▶ [WHAT TO WORK ON] Every record must be written out once more, with nothing added or omitted.

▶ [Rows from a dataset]
********************
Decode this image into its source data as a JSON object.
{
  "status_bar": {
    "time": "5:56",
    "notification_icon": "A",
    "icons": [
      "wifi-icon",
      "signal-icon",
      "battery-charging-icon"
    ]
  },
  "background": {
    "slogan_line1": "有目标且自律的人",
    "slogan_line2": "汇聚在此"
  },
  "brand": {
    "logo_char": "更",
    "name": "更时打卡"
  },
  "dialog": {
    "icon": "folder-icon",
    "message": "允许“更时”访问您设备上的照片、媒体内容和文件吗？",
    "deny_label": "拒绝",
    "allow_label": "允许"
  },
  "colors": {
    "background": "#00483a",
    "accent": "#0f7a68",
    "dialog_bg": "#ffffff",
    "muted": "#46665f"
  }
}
********************
▶ [RESULT OF THIS TASK]
Decode this image into its source data as a JSON object.
{
  "status_bar": {
    "time": "5:56",
    "notification_icon": "A",
    "icons": [
      "wifi-icon",
      "signal-icon",
      "battery-charging-icon"
    ]
  },
  "background": {
    "slogan_line1": "有目标且自律的人",
    "slogan_line2": "汇聚在此"
  },
  "brand": {
    "logo_char": "更",
    "name": "更时打卡"
  },
  "dialog": {
    "icon": "folder-icon",
    "message": "允许“更时”访问您设备上的照片、媒体内容和文件吗？",
    "deny_label": "拒绝",
    "allow_label": "允许"
  },
  "colors": {
    "background": "#00483a",
    "accent": "#0f7a68",
    "dialog_bg": "#ffffff",
    "muted": "#46665f"
  }
}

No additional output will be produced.